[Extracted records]
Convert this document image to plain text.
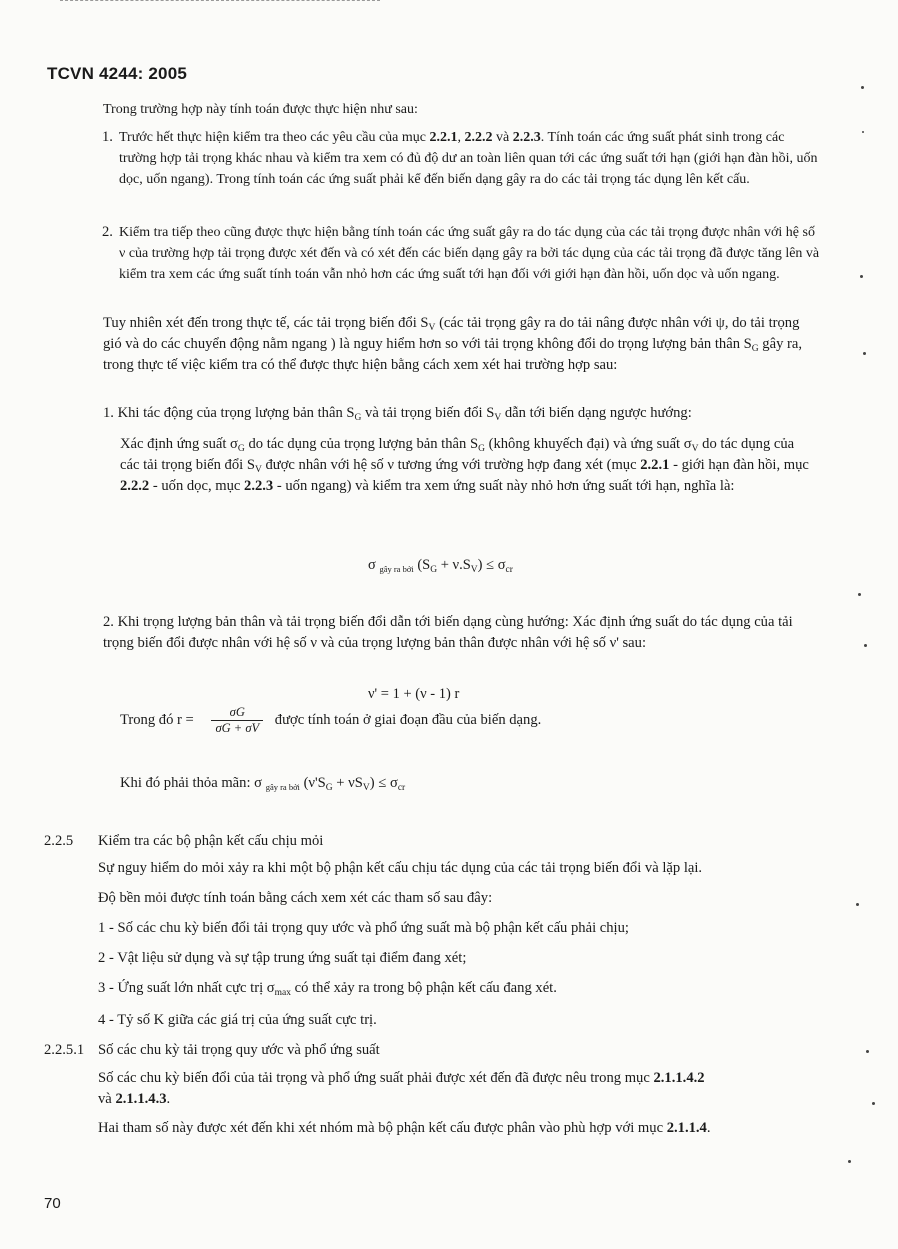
TCVN 4244: 2005

Trong trường hợp này tính toán được thực hiện như sau:

1. Trước hết thực hiện kiểm tra theo các yêu cầu của mục 2.2.1, 2.2.2 và 2.2.3. Tính toán các ứng suất phát sinh trong các trường hợp tải trọng khác nhau và kiểm tra xem có đủ độ dư an toàn liên quan tới các ứng suất tới hạn (giới hạn đàn hồi, uốn dọc, uốn ngang). Trong tính toán các ứng suất phải kể đến biến dạng gây ra do các tải trọng tác dụng lên kết cấu.

2. Kiểm tra tiếp theo cũng được thực hiện bằng tính toán các ứng suất gây ra do tác dụng của các tải trọng được nhân với hệ số ν của trường hợp tải trọng được xét đến và có xét đến các biến dạng gây ra bởi tác dụng của các tải trọng đã được tăng lên và kiểm tra xem các ứng suất tính toán vẫn nhỏ hơn các ứng suất tới hạn đối với giới hạn đàn hồi, uốn dọc và uốn ngang.

Tuy nhiên xét đến trong thực tế, các tải trọng biến đổi $S_V$ (các tải trọng gây ra do tải nâng được nhân với ψ, do tải trọng gió và do các chuyển động nằm ngang ) là nguy hiểm hơn so với tải trọng không đổi do trọng lượng bản thân $S_G$ gây ra, trong thực tế việc kiểm tra có thể được thực hiện bằng cách xem xét hai trường hợp sau:

1. Khi tác động của trọng lượng bản thân $S_G$ và tải trọng biến đổi $S_V$ dẫn tới biến dạng ngược hướng:

Xác định ứng suất $\sigma_G$ do tác dụng của trọng lượng bản thân $S_G$ (không khuyếch đại) và ứng suất $\sigma_V$ do tác dụng của các tải trọng biến đổi $S_V$ được nhân với hệ số ν tương ứng với trường hợp đang xét (mục 2.2.1 - giới hạn đàn hồi, mục 2.2.2 - uốn dọc, mục 2.2.3 - uốn ngang) và kiểm tra xem ứng suất này nhỏ hơn ứng suất tới hạn, nghĩa là:

σ $_{gây ra bởi}$ $(S_G + \nu.S_V) \le \sigma_{cr}$

2. Khi trọng lượng bản thân và tải trọng biến đổi dẫn tới biến dạng cùng hướng: Xác định ứng suất do tác dụng của tải trọng biến đổi được nhân với hệ số ν và của trọng lượng bản thân được nhân với hệ số ν' sau:

ν' = 1 + (ν - 1) r

Trong đó $r = \frac{\sigma G}{\sigma G + \sigma V}$ được tính toán ở giai đoạn đầu của biến dạng.

Khi đó phải thỏa mãn: σ $_{gây ra bởi}$ $(\nu'S_G + \nu S_V) \le \sigma_{cr}$

2.2.5 Kiểm tra các bộ phận kết cấu chịu mỏi

Sự nguy hiểm do mỏi xảy ra khi một bộ phận kết cấu chịu tác dụng của các tải trọng biến đổi và lặp lại.

Độ bền mỏi được tính toán bằng cách xem xét các tham số sau đây:

1 - Số các chu kỳ biến đổi tải trọng quy ước và phổ ứng suất mà bộ phận kết cấu phải chịu;

2 - Vật liệu sử dụng và sự tập trung ứng suất tại điểm đang xét;

3 - Ứng suất lớn nhất cực trị $\sigma_{max}$ có thể xảy ra trong bộ phận kết cấu đang xét.

4 - Tỷ số K giữa các giá trị của ứng suất cực trị.

2.2.5.1 Số các chu kỳ tải trọng quy ước và phổ ứng suất

Số các chu kỳ biến đổi của tải trọng và phổ ứng suất phải được xét đến đã được nêu trong mục 2.1.1.4.2
và 2.1.1.4.3.

Hai tham số này được xét đến khi xét nhóm mà bộ phận kết cấu được phân vào phù hợp với mục 2.1.1.4.

70
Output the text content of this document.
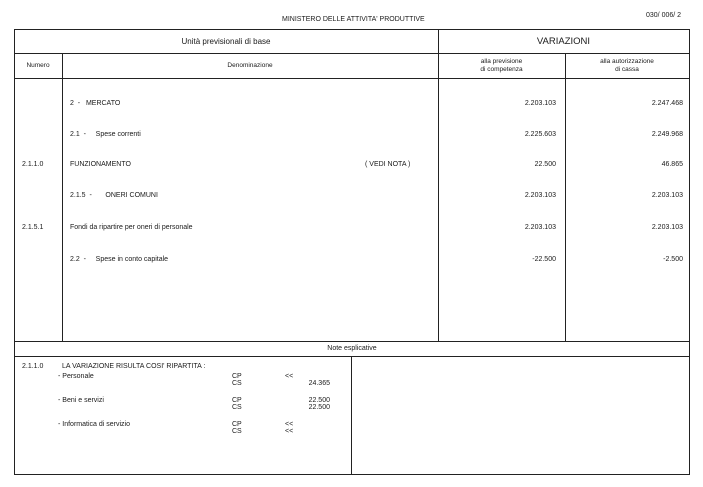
MINISTERO DELLE ATTIVITA' PRODUTTIVE
030/ 006/ 2
Unità previsionali di base	VARIAZIONI
Numero	Denominazione
alla previsione
di competenza
alla autorizzazione
di cassa
2  -   MERCATO	2.203.103	2.247.468
2.1  -     Spese correnti	2.225.603	2.249.968
2.1.1.0	FUNZIONAMENTO	( VEDI NOTA )	22.500	46.865
2.1.5  -       ONERI COMUNI	2.203.103	2.203.103
2.1.5.1	Fondi da ripartire per oneri di personale	2.203.103	2.203.103
2.2  -     Spese in conto capitale	-22.500	-2.500
Note esplicative
2.1.1.0	LA VARIAZIONE RISULTA COSI' RIPARTITA :
- Personale	CP	<<
CS	24.365
- Beni e servizi	CP	22.500
CS	22.500
- Informatica di servizio	CP	<<
CS	<<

** OBJECTIVE **
Scan the entries above for the word "cách" and collect each line holding it.

** WRITTEN SOLUTION **
Tuy nhiên xét đến trong thực tế, các tải trọng biến đổi $S_V$ (các tải trọng gây ra do tải nâng được nhân với ψ, do tải trọng gió và do các chuyển động nằm ngang ) là nguy hiểm hơn so với tải trọng không đổi do trọng lượng bản thân $S_G$ gây ra, trong thực tế việc kiểm tra có thể được thực hiện bằng cách xem xét hai trường hợp sau:
Độ bền mỏi được tính toán bằng cách xem xét các tham số sau đây:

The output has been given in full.